**Aim**:
Retype every entry word for word.

**Records from a collection**:
_ _ _ _

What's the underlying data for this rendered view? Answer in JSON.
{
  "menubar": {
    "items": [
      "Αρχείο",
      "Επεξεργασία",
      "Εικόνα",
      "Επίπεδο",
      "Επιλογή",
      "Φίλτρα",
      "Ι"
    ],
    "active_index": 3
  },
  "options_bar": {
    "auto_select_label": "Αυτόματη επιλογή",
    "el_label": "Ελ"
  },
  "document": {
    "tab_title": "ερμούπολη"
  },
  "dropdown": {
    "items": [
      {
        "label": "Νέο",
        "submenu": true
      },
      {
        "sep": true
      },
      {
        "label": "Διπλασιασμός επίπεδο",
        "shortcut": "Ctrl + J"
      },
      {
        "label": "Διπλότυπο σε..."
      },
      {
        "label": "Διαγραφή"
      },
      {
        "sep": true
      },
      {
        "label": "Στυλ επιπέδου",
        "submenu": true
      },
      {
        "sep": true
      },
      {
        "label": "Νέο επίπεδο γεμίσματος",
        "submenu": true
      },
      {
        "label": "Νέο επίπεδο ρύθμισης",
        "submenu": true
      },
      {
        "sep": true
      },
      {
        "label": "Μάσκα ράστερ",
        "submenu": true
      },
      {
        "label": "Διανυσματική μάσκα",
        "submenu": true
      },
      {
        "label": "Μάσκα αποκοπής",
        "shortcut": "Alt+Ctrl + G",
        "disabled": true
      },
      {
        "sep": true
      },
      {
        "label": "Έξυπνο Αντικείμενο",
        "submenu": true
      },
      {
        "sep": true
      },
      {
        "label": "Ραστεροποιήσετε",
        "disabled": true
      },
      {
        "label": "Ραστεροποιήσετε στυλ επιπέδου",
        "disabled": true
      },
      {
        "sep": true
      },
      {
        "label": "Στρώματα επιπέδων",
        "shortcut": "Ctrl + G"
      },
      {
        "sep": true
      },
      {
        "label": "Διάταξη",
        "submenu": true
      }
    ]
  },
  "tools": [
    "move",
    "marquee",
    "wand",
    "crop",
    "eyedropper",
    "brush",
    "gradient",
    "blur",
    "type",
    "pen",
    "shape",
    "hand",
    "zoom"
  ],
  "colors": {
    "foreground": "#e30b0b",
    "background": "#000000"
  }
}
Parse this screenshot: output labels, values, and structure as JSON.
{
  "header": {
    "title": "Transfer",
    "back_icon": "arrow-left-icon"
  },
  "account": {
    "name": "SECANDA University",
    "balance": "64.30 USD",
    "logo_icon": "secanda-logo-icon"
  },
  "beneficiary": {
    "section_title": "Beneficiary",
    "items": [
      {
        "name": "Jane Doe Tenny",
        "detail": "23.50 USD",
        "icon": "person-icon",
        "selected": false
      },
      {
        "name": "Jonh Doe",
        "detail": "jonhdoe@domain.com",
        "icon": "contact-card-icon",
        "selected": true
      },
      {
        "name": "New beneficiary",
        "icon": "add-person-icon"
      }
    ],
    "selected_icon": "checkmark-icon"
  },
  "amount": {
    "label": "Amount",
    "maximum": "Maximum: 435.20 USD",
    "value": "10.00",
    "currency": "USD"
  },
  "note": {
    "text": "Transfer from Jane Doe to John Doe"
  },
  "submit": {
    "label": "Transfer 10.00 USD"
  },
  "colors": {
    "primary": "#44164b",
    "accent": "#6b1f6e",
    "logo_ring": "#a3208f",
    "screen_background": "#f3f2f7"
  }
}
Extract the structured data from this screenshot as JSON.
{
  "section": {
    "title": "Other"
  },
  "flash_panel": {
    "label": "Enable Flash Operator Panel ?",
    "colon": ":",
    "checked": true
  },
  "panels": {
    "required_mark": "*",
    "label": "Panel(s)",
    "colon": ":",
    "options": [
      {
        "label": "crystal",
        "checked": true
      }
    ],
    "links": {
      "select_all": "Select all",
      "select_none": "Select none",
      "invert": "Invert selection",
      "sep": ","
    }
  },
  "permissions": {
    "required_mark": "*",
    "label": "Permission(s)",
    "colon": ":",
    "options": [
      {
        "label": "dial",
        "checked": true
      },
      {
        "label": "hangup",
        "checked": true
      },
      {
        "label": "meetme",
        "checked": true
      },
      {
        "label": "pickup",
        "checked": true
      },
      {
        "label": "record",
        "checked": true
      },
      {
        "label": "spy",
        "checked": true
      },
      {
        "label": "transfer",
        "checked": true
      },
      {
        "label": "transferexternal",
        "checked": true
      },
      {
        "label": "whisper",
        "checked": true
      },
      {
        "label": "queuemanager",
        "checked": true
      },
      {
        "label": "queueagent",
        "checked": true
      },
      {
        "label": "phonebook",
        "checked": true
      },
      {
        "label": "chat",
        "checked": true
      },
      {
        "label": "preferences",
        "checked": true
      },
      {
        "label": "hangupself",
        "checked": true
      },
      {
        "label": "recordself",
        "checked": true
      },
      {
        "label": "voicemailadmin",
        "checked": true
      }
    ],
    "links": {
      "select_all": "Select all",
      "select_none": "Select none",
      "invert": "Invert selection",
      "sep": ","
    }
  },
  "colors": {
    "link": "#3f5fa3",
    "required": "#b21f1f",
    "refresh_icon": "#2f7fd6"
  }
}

_ _ _ _

**Solution below**:
What's the underlying data for this rendered view? Answer in JSON.
{
  "menubar": {
    "items": [
      "Αρχείο",
      "Επεξεργασία",
      "Εικόνα",
      "Επίπεδο",
      "Επιλογή",
      "Φίλτρα",
      "Ι"
    ],
    "active_index": 3
  },
  "options_bar": {
    "auto_select_label": "Αυτόματη επιλογή",
    "el_label": "Ελ"
  },
  "document": {
    "tab_title": "ερμούπολη"
  },
  "dropdown": {
    "items": [
      {
        "label": "Νέο",
        "submenu": true
      },
      {
        "sep": true
      },
      {
        "label": "Διπλασιασμός επίπεδο",
        "shortcut": "Ctrl + J"
      },
      {
        "label": "Διπλότυπο σε..."
      },
      {
        "label": "Διαγραφή"
      },
      {
        "sep": true
      },
      {
        "label": "Στυλ επιπέδου",
        "submenu": true
      },
      {
        "sep": true
      },
      {
        "label": "Νέο επίπεδο γεμίσματος",
        "submenu": true
      },
      {
        "label": "Νέο επίπεδο ρύθμισης",
        "submenu": true
      },
      {
        "sep": true
      },
      {
        "label": "Μάσκα ράστερ",
        "submenu": true
      },
      {
        "label": "Διανυσματική μάσκα",
        "submenu": true
      },
      {
        "label": "Μάσκα αποκοπής",
        "shortcut": "Alt+Ctrl + G",
        "disabled": true
      },
      {
        "sep": true
      },
      {
        "label": "Έξυπνο Αντικείμενο",
        "submenu": true
      },
      {
        "sep": true
      },
      {
        "label": "Ραστεροποιήσετε",
        "disabled": true
      },
      {
        "label": "Ραστεροποιήσετε στυλ επιπέδου",
        "disabled": true
      },
      {
        "sep": true
      },
      {
        "label": "Στρώματα επιπέδων",
        "shortcut": "Ctrl + G"
      },
      {
        "sep": true
      },
      {
        "label": "Διάταξη",
        "submenu": true
      }
    ]
  },
  "tools": [
    "move",
    "marquee",
    "wand",
    "crop",
    "eyedropper",
    "brush",
    "gradient",
    "blur",
    "type",
    "pen",
    "shape",
    "hand",
    "zoom"
  ],
  "colors": {
    "foreground": "#e30b0b",
    "background": "#000000"
  }
}
Parse this screenshot: output labels, values, and structure as JSON.
{
  "header": {
    "title": "Transfer",
    "back_icon": "arrow-left-icon"
  },
  "account": {
    "name": "SECANDA University",
    "balance": "64.30 USD",
    "logo_icon": "secanda-logo-icon"
  },
  "beneficiary": {
    "section_title": "Beneficiary",
    "items": [
      {
        "name": "Jane Doe Tenny",
        "detail": "23.50 USD",
        "icon": "person-icon",
        "selected": false
      },
      {
        "name": "Jonh Doe",
        "detail": "jonhdoe@domain.com",
        "icon": "contact-card-icon",
        "selected": true
      },
      {
        "name": "New beneficiary",
        "icon": "add-person-icon"
      }
    ],
    "selected_icon": "checkmark-icon"
  },
  "amount": {
    "label": "Amount",
    "maximum": "Maximum: 435.20 USD",
    "value": "10.00",
    "currency": "USD"
  },
  "note": {
    "text": "Transfer from Jane Doe to John Doe"
  },
  "submit": {
    "label": "Transfer 10.00 USD"
  },
  "colors": {
    "primary": "#44164b",
    "accent": "#6b1f6e",
    "logo_ring": "#a3208f",
    "screen_background": "#f3f2f7"
  }
}
Extract the structured data from this screenshot as JSON.
{
  "section": {
    "title": "Other"
  },
  "flash_panel": {
    "label": "Enable Flash Operator Panel ?",
    "colon": ":",
    "checked": true
  },
  "panels": {
    "required_mark": "*",
    "label": "Panel(s)",
    "colon": ":",
    "options": [
      {
        "label": "crystal",
        "checked": true
      }
    ],
    "links": {
      "select_all": "Select all",
      "select_none": "Select none",
      "invert": "Invert selection",
      "sep": ","
    }
  },
  "permissions": {
    "required_mark": "*",
    "label": "Permission(s)",
    "colon": ":",
    "options": [
      {
        "label": "dial",
        "checked": true
      },
      {
        "label": "hangup",
        "checked": true
      },
      {
        "label": "meetme",
        "checked": true
      },
      {
        "label": "pickup",
        "checked": true
      },
      {
        "label": "record",
        "checked": true
      },
      {
        "label": "spy",
        "checked": true
      },
      {
        "label": "transfer",
        "checked": true
      },
      {
        "label": "transferexternal",
        "checked": true
      },
      {
        "label": "whisper",
        "checked": true
      },
      {
        "label": "queuemanager",
        "checked": true
      },
      {
        "label": "queueagent",
        "checked": true
      },
      {
        "label": "phonebook",
        "checked": true
      },
      {
        "label": "chat",
        "checked": true
      },
      {
        "label": "preferences",
        "checked": true
      },
      {
        "label": "hangupself",
        "checked": true
      },
      {
        "label": "recordself",
        "checked": true
      },
      {
        "label": "voicemailadmin",
        "checked": true
      }
    ],
    "links": {
      "select_all": "Select all",
      "select_none": "Select none",
      "invert": "Invert selection",
      "sep": ","
    }
  },
  "colors": {
    "link": "#3f5fa3",
    "required": "#b21f1f",
    "refresh_icon": "#2f7fd6"
  }
}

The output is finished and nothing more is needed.